§ **TO BE DONE**
Identify and pull out each line of the entries in which "komore" occurs.

◆ ◆ ◆ ◆

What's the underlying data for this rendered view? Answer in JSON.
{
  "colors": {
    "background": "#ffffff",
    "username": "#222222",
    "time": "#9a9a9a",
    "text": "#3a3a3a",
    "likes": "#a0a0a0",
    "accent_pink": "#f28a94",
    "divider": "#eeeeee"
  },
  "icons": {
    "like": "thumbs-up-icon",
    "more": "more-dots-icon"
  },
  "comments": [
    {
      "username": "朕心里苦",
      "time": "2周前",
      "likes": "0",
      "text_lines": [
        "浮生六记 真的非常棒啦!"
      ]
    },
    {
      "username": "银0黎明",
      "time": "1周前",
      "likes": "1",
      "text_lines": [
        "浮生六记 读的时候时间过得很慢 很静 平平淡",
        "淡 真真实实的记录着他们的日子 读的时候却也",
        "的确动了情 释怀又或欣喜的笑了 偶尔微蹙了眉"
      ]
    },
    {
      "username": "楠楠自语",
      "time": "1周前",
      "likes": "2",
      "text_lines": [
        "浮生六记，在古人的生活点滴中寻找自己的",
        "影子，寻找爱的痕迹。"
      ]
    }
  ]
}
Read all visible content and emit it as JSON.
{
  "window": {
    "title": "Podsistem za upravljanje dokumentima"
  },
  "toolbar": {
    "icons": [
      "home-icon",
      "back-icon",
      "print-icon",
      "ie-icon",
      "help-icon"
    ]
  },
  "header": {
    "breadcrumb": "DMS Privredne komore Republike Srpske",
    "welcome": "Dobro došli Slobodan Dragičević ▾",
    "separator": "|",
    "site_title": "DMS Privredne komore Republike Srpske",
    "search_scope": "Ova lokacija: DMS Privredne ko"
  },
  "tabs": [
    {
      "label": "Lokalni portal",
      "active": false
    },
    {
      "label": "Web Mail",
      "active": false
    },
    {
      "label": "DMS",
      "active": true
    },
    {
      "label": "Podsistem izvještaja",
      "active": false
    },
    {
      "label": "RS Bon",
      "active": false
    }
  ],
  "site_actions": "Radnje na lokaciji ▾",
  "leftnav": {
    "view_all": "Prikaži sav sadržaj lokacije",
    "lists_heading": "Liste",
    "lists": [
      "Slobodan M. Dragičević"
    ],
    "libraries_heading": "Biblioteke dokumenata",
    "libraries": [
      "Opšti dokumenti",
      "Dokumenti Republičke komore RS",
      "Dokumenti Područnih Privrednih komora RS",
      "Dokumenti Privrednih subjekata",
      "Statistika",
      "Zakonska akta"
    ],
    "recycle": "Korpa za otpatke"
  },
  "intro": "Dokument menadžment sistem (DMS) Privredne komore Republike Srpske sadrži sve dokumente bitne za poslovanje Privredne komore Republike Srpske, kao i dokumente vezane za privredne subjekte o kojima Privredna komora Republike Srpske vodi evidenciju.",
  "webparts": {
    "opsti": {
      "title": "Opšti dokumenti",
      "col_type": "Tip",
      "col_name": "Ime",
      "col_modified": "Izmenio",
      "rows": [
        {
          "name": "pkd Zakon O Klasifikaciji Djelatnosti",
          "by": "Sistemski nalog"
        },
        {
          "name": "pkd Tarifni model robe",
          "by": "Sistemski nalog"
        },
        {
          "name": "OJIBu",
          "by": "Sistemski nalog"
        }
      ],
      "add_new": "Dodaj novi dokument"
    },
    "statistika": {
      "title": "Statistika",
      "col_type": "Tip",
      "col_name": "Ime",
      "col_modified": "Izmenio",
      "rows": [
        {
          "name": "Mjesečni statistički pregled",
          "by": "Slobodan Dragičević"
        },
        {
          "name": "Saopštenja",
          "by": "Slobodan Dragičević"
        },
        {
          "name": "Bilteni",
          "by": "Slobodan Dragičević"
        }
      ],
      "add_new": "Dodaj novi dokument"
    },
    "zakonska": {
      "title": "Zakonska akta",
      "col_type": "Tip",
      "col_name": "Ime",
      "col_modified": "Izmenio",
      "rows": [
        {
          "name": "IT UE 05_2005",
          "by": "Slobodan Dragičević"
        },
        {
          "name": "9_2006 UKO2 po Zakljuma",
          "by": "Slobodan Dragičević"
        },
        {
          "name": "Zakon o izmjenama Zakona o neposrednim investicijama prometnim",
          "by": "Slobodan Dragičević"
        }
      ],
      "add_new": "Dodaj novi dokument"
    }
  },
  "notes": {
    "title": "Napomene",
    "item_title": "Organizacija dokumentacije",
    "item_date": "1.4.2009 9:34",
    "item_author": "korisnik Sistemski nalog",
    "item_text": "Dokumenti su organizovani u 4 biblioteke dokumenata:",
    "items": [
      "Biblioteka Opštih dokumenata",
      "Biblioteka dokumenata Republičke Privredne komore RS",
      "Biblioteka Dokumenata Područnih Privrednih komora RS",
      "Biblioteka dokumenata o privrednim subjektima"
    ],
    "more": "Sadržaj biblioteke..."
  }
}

◆ ◆ ◆ ◆

§ **CORRECT ANSWER**
    "breadcrumb": "DMS Privredne komore Republike Srpske",
    "site_title": "DMS Privredne komore Republike Srpske",
      "Dokumenti Republičke komore RS",
  "intro": "Dokument menadžment sistem (DMS) Privredne komore Republike Srpske sadrži sve dokumente bitne za poslovanje Privredne komore Republike Srpske, kao i dokumente vezane za privredne subjekte o kojima Privredna komora Republike Srpske vodi evidenciju.",
      "Biblioteka dokumenata Republičke Privredne komore RS",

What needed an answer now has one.